AIM OF THE EXERCISE:
Quote the whole listing word for word. Do not include the pictures.

DATA SUPPLIED:

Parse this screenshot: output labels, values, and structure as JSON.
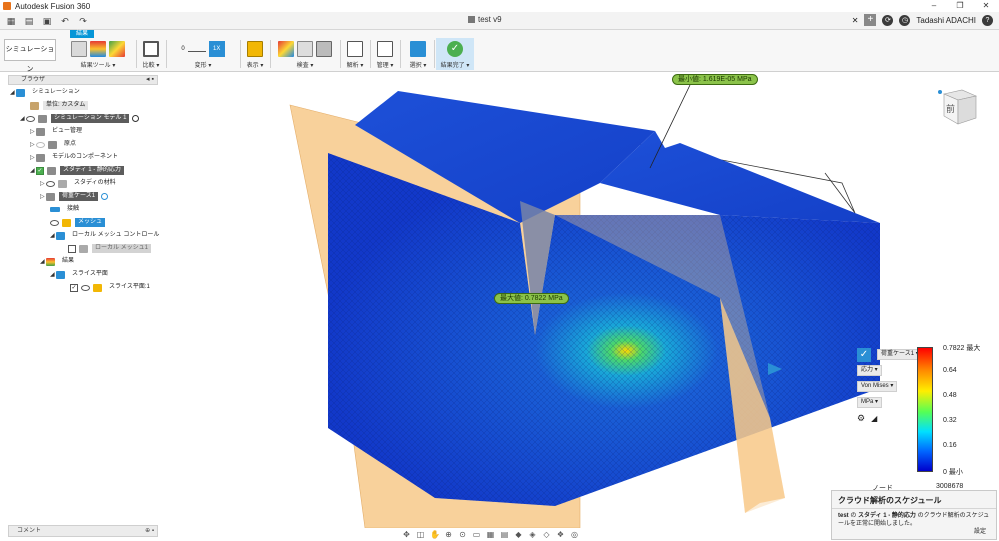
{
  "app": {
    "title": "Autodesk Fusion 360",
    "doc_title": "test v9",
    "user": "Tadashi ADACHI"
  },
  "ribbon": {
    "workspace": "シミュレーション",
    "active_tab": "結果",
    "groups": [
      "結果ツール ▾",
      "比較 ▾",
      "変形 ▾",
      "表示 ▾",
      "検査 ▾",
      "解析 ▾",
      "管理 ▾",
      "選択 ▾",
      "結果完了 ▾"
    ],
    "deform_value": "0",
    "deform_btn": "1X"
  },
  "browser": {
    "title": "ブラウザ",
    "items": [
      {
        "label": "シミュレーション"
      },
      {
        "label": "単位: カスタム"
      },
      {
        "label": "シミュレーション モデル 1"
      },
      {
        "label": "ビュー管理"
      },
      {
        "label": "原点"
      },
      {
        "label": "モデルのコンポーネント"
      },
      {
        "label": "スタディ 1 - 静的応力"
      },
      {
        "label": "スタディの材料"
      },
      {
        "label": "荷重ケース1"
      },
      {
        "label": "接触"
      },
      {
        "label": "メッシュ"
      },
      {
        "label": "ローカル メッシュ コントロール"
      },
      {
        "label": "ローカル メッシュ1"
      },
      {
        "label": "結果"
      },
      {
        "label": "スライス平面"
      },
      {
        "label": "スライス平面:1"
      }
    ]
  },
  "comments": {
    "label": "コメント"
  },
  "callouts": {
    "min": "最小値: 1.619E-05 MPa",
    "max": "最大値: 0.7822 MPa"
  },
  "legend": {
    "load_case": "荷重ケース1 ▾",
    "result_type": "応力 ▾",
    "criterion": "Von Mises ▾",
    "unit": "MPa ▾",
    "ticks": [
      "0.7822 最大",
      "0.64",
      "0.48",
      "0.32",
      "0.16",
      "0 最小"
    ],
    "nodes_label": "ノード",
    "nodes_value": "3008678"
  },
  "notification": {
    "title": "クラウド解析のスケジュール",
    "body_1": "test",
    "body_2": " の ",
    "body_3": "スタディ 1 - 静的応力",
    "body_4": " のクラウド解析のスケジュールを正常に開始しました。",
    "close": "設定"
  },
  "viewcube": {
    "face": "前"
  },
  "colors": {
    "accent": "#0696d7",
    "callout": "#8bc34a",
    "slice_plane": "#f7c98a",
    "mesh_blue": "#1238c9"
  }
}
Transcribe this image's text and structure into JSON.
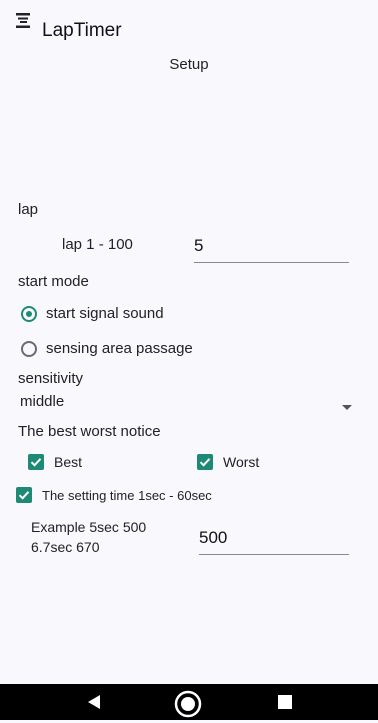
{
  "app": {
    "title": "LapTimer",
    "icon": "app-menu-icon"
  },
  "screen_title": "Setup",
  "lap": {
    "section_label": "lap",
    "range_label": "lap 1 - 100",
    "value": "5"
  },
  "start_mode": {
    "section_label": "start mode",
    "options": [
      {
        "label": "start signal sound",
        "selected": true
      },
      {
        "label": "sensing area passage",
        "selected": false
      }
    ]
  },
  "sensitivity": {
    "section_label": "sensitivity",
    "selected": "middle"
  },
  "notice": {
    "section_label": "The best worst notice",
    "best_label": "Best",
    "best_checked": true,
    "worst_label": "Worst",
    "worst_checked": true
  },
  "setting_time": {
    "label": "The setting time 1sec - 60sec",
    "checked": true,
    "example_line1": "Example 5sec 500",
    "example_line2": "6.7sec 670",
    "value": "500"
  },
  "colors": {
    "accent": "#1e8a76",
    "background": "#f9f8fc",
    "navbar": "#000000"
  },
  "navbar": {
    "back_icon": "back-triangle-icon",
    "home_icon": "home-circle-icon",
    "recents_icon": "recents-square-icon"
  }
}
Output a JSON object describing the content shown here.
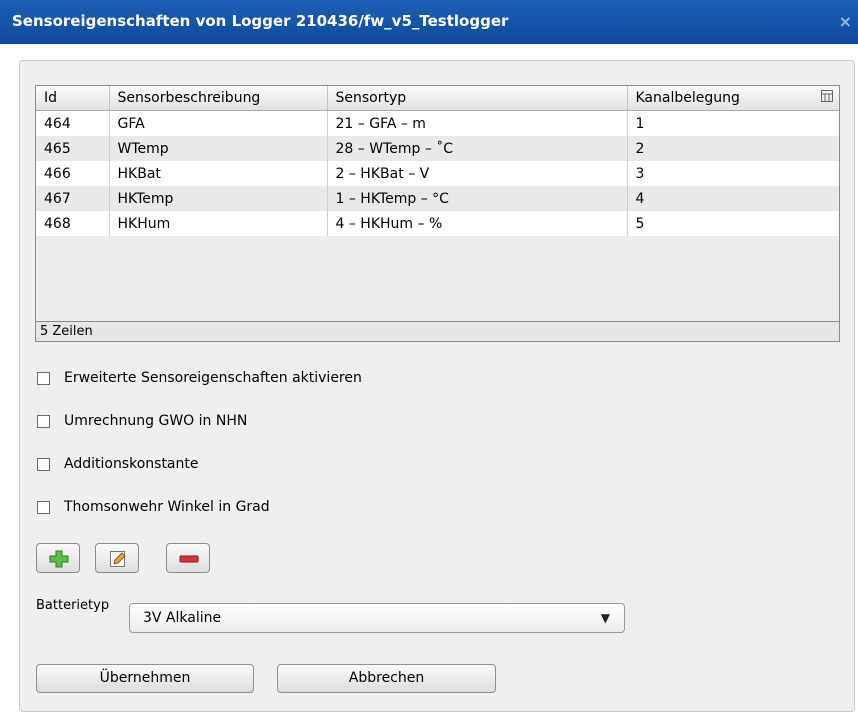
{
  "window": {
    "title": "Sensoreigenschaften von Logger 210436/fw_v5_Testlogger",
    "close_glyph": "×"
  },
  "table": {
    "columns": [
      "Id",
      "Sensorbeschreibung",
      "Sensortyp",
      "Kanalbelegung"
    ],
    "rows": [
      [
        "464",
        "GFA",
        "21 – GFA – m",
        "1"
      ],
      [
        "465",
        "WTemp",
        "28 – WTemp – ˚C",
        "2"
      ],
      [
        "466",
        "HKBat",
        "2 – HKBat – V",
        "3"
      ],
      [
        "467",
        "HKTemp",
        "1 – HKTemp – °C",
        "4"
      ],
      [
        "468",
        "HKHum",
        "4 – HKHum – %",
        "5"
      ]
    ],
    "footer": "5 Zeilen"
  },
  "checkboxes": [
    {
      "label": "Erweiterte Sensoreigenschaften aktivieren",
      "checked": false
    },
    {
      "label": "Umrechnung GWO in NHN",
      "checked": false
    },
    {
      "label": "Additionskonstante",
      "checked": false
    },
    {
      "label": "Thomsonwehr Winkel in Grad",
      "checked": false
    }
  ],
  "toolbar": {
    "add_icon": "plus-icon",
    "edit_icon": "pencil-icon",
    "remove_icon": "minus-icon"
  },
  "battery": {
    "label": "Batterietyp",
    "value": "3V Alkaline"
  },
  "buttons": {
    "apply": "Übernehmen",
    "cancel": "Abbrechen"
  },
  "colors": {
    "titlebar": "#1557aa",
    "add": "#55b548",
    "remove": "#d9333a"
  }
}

REPLY:
Parse this screenshot: output labels, values, and structure as JSON.
{
  "app": {
    "title": "Autodesk Fusion 360",
    "doc_title": "test v9",
    "user": "Tadashi ADACHI"
  },
  "ribbon": {
    "workspace": "シミュレーション",
    "active_tab": "結果",
    "groups": [
      "結果ツール ▾",
      "比較 ▾",
      "変形 ▾",
      "表示 ▾",
      "検査 ▾",
      "解析 ▾",
      "管理 ▾",
      "選択 ▾",
      "結果完了 ▾"
    ],
    "deform_value": "0",
    "deform_btn": "1X"
  },
  "browser": {
    "title": "ブラウザ",
    "items": [
      {
        "label": "シミュレーション"
      },
      {
        "label": "単位: カスタム"
      },
      {
        "label": "シミュレーション モデル 1"
      },
      {
        "label": "ビュー管理"
      },
      {
        "label": "原点"
      },
      {
        "label": "モデルのコンポーネント"
      },
      {
        "label": "スタディ 1 - 静的応力"
      },
      {
        "label": "スタディの材料"
      },
      {
        "label": "荷重ケース1"
      },
      {
        "label": "接触"
      },
      {
        "label": "メッシュ"
      },
      {
        "label": "ローカル メッシュ コントロール"
      },
      {
        "label": "ローカル メッシュ1"
      },
      {
        "label": "結果"
      },
      {
        "label": "スライス平面"
      },
      {
        "label": "スライス平面:1"
      }
    ]
  },
  "comments": {
    "label": "コメント"
  },
  "callouts": {
    "min": "最小値: 1.619E-05 MPa",
    "max": "最大値: 0.7822 MPa"
  },
  "legend": {
    "load_case": "荷重ケース1 ▾",
    "result_type": "応力 ▾",
    "criterion": "Von Mises ▾",
    "unit": "MPa ▾",
    "ticks": [
      "0.7822 最大",
      "0.64",
      "0.48",
      "0.32",
      "0.16",
      "0 最小"
    ],
    "nodes_label": "ノード",
    "nodes_value": "3008678"
  },
  "notification": {
    "title": "クラウド解析のスケジュール",
    "body_1": "test",
    "body_2": " の ",
    "body_3": "スタディ 1 - 静的応力",
    "body_4": " のクラウド解析のスケジュールを正常に開始しました。",
    "close": "設定"
  },
  "viewcube": {
    "face": "前"
  },
  "colors": {
    "accent": "#0696d7",
    "callout": "#8bc34a",
    "slice_plane": "#f7c98a",
    "mesh_blue": "#1238c9"
  }
}
Transcribe this image's text and structure into JSON.
{
  "app": {
    "title": "LapTimer",
    "icon": "app-menu-icon"
  },
  "screen_title": "Setup",
  "lap": {
    "section_label": "lap",
    "range_label": "lap 1 - 100",
    "value": "5"
  },
  "start_mode": {
    "section_label": "start mode",
    "options": [
      {
        "label": "start signal sound",
        "selected": true
      },
      {
        "label": "sensing area passage",
        "selected": false
      }
    ]
  },
  "sensitivity": {
    "section_label": "sensitivity",
    "selected": "middle"
  },
  "notice": {
    "section_label": "The best worst notice",
    "best_label": "Best",
    "best_checked": true,
    "worst_label": "Worst",
    "worst_checked": true
  },
  "setting_time": {
    "label": "The setting time 1sec - 60sec",
    "checked": true,
    "example_line1": "Example 5sec 500",
    "example_line2": "6.7sec 670",
    "value": "500"
  },
  "colors": {
    "accent": "#1e8a76",
    "background": "#f9f8fc",
    "navbar": "#000000"
  },
  "navbar": {
    "back_icon": "back-triangle-icon",
    "home_icon": "home-circle-icon",
    "recents_icon": "recents-square-icon"
  }
}
Output a JSON object describing the content shown here.
{
  "window": {
    "title": "Sensoreigenschaften von Logger 210436/fw_v5_Testlogger",
    "close_glyph": "×"
  },
  "table": {
    "columns": [
      "Id",
      "Sensorbeschreibung",
      "Sensortyp",
      "Kanalbelegung"
    ],
    "rows": [
      [
        "464",
        "GFA",
        "21 – GFA – m",
        "1"
      ],
      [
        "465",
        "WTemp",
        "28 – WTemp – ˚C",
        "2"
      ],
      [
        "466",
        "HKBat",
        "2 – HKBat – V",
        "3"
      ],
      [
        "467",
        "HKTemp",
        "1 – HKTemp – °C",
        "4"
      ],
      [
        "468",
        "HKHum",
        "4 – HKHum – %",
        "5"
      ]
    ],
    "footer": "5 Zeilen"
  },
  "checkboxes": [
    {
      "label": "Erweiterte Sensoreigenschaften aktivieren",
      "checked": false
    },
    {
      "label": "Umrechnung GWO in NHN",
      "checked": false
    },
    {
      "label": "Additionskonstante",
      "checked": false
    },
    {
      "label": "Thomsonwehr Winkel in Grad",
      "checked": false
    }
  ],
  "toolbar": {
    "add_icon": "plus-icon",
    "edit_icon": "pencil-icon",
    "remove_icon": "minus-icon"
  },
  "battery": {
    "label": "Batterietyp",
    "value": "3V Alkaline"
  },
  "buttons": {
    "apply": "Übernehmen",
    "cancel": "Abbrechen"
  },
  "colors": {
    "titlebar": "#1557aa",
    "add": "#55b548",
    "remove": "#d9333a"
  }
}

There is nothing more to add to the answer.